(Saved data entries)
━━━━━━━━━━━━━━━━━━━━

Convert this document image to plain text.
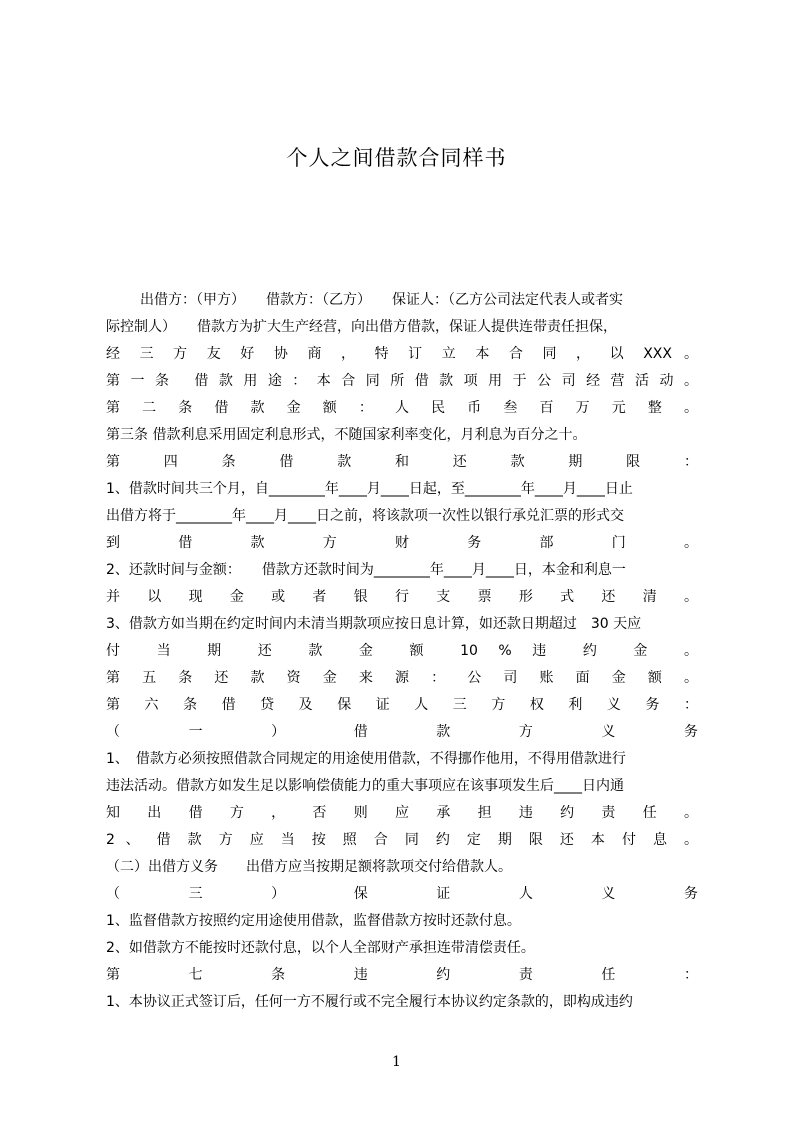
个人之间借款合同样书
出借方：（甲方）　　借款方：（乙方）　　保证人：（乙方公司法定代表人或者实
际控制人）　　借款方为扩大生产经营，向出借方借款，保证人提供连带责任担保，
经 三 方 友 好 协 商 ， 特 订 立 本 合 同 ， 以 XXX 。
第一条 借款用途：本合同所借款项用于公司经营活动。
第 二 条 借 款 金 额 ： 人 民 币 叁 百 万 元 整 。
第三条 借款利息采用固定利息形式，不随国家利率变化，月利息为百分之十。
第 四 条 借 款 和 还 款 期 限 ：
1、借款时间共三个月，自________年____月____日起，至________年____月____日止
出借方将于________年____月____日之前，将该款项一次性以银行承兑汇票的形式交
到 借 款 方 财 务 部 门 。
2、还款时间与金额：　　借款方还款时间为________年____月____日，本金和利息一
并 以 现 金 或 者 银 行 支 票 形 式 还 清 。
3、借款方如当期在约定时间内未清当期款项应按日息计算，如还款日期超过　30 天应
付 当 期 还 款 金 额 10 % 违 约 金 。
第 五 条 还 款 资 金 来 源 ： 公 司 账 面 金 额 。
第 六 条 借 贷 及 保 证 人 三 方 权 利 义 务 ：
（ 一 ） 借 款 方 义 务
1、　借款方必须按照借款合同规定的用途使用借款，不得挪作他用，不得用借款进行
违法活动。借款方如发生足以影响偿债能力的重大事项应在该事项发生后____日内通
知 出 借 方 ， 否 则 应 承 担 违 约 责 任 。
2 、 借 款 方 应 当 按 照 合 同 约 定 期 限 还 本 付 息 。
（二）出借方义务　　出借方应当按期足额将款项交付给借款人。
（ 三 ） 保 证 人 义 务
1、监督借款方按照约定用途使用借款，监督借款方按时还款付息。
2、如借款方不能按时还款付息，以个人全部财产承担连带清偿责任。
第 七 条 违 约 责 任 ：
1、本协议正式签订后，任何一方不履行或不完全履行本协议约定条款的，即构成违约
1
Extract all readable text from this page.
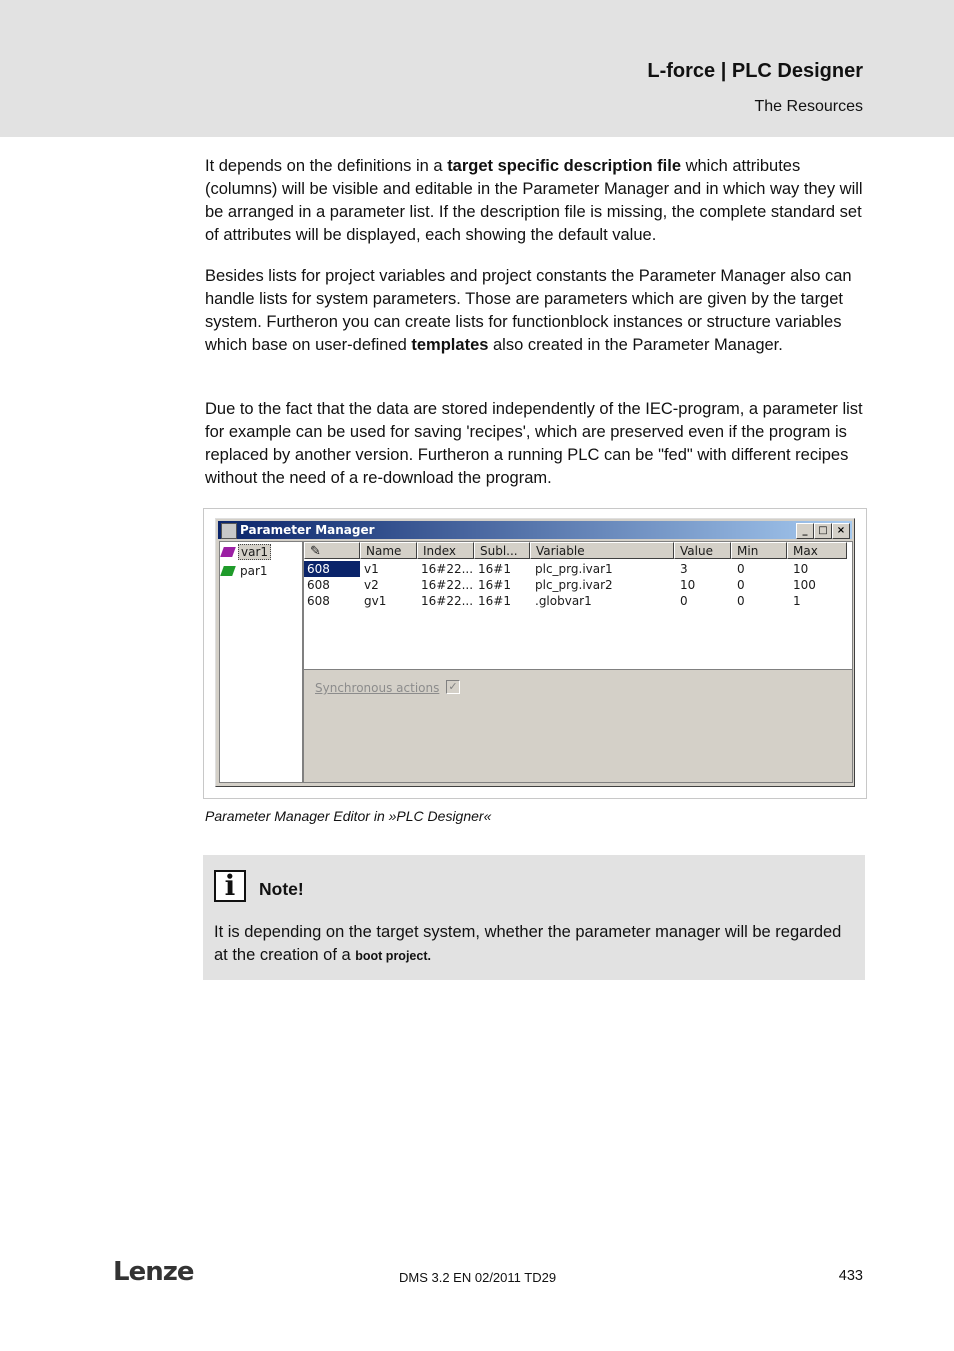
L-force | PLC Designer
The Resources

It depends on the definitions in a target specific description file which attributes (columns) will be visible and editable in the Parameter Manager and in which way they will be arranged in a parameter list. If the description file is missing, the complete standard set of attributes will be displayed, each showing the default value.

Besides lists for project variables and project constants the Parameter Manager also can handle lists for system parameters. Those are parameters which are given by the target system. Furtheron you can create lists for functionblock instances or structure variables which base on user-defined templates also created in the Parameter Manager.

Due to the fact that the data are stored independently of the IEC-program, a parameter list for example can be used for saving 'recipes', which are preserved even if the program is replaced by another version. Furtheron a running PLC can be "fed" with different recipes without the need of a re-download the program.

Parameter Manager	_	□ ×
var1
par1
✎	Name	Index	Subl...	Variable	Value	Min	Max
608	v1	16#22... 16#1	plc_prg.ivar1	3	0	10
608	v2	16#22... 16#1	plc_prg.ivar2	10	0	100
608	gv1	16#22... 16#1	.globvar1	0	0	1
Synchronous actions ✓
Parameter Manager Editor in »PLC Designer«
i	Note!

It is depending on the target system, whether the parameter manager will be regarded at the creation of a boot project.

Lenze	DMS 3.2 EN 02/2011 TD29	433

━━━━━━━━━━━━━━━━━━━━

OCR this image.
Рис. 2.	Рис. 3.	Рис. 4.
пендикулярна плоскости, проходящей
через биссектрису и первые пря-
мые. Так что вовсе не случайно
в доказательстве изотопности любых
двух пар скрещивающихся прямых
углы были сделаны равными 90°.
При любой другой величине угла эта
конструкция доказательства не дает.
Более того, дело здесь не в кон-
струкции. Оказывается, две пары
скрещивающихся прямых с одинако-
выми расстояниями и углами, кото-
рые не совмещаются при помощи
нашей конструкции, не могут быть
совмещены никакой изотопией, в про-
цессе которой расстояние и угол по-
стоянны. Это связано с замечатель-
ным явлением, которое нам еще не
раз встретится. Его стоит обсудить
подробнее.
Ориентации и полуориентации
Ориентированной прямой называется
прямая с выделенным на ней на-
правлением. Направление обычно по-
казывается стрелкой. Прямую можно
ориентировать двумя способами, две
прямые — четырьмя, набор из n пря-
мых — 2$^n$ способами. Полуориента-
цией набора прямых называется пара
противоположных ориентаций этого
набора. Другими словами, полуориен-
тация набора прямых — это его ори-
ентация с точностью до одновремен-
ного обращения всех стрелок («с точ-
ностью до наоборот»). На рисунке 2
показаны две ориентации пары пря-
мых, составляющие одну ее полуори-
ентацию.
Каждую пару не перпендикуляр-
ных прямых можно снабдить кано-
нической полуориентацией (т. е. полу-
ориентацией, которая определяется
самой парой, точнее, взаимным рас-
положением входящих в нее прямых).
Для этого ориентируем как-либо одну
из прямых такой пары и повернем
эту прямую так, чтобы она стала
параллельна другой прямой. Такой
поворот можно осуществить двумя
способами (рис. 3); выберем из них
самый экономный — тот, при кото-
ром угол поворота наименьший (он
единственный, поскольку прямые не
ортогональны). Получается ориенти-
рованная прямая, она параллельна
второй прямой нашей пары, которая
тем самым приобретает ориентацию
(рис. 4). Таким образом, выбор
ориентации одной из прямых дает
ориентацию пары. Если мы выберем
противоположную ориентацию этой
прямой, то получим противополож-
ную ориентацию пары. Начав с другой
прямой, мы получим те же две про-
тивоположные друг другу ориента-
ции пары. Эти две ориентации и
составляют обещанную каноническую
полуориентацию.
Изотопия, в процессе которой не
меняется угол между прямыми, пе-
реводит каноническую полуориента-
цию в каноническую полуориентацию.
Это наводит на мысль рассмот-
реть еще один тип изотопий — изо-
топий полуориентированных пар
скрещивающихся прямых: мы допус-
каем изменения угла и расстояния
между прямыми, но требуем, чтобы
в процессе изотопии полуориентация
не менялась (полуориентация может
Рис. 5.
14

━━━━━━━━━━━━━━━━━━━━

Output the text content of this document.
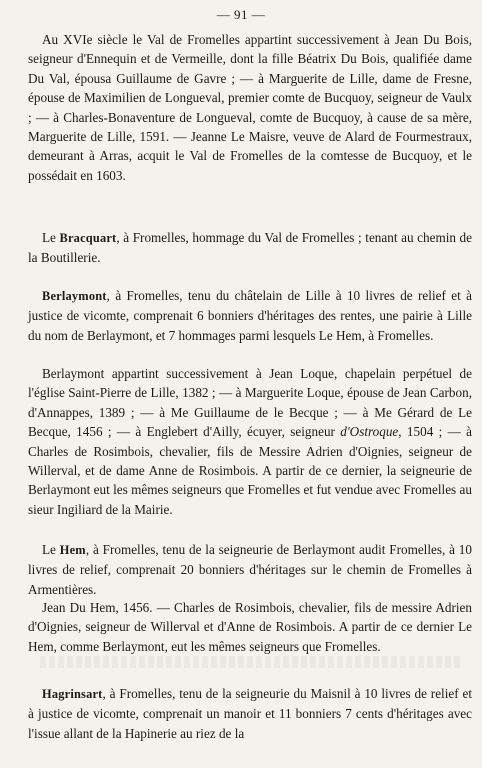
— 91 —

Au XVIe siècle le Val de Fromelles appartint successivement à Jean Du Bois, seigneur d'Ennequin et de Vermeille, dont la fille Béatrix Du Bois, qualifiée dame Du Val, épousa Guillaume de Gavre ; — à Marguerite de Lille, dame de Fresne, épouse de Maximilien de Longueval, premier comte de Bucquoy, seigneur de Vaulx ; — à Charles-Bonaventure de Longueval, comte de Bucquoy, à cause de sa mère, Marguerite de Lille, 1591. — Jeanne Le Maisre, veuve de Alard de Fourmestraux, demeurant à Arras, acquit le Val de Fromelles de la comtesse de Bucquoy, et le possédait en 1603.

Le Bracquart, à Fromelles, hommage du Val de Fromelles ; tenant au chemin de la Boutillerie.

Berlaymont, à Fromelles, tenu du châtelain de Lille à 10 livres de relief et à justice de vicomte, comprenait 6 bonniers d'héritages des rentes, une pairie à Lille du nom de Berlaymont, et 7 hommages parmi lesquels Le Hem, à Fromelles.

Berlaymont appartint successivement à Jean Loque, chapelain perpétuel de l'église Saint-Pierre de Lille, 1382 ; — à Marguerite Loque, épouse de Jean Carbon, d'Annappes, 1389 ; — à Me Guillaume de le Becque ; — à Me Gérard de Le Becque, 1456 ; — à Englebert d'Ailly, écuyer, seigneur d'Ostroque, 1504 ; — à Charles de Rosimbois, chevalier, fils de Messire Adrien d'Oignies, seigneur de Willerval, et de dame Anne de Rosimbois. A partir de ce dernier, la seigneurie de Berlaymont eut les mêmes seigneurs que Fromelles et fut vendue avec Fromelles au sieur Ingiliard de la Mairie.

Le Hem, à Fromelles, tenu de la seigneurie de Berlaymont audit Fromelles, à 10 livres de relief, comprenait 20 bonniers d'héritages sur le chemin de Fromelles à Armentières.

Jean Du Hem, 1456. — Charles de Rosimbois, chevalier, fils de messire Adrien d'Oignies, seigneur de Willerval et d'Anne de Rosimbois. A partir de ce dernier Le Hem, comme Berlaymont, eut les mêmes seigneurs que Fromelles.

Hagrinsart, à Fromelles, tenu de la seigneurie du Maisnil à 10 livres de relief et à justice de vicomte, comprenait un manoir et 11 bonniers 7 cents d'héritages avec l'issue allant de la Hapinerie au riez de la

━━━━━━━━━━━━━━━━━━━━

→ Given problem
Report each line of the material above where the word "угол" appears.

→ Solution for this problem
цессе которой расстояние и угол по-
ром угол поворота наименьший (он
меняется угол между прямыми, пе-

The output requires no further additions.